_Items from a figure collection_.
_ _ _ _ _ _ _

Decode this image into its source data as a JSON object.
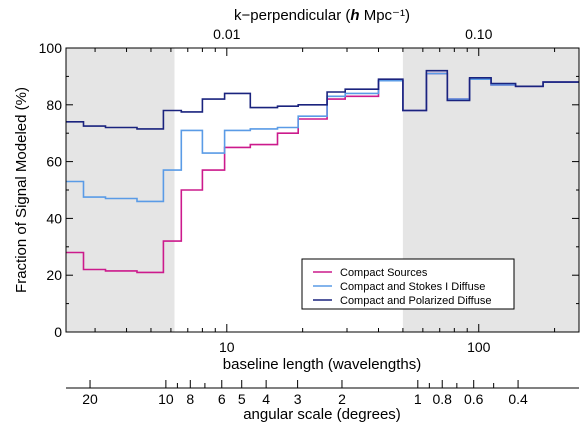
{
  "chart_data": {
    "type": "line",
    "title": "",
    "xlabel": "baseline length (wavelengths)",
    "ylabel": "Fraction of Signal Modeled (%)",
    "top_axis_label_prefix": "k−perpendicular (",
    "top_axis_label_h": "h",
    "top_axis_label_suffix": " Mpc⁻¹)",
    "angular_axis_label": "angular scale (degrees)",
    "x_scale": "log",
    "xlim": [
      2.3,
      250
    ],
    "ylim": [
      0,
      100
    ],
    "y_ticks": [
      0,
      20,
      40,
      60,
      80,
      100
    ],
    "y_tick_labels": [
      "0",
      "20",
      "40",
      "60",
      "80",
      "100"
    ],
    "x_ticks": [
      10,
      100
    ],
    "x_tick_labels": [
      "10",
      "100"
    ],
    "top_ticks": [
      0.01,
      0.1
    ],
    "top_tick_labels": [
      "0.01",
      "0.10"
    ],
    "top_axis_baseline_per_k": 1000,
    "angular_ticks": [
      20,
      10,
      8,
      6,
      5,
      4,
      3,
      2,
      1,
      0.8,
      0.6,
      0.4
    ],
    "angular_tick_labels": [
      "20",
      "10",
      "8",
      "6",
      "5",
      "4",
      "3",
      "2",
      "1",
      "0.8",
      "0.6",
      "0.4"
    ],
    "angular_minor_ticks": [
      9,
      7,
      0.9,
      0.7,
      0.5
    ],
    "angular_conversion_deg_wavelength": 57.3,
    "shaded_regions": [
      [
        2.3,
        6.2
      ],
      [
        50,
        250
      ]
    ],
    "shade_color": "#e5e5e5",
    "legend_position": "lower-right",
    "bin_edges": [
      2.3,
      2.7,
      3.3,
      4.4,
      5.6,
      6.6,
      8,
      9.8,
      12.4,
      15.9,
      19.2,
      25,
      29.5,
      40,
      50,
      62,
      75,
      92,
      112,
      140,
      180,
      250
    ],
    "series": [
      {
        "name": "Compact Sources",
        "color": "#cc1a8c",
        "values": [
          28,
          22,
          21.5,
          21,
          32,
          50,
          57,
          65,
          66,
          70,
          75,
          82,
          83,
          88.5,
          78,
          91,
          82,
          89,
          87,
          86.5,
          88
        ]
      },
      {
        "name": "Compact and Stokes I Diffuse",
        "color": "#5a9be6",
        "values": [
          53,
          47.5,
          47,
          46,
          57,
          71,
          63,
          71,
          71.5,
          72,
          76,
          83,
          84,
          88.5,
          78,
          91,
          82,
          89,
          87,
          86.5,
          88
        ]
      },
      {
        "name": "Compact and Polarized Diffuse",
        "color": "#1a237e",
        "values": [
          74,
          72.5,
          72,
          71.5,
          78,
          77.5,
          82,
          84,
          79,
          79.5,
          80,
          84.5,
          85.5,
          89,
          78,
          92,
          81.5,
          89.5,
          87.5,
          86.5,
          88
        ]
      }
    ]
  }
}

_ _ _ _ _ _ _

_Directions_. Go through the records above and copy every line with the word "Compact".

_Complete answer_.
        "name": "Compact Sources",
        "name": "Compact and Stokes I Diffuse",
        "name": "Compact and Polarized Diffuse",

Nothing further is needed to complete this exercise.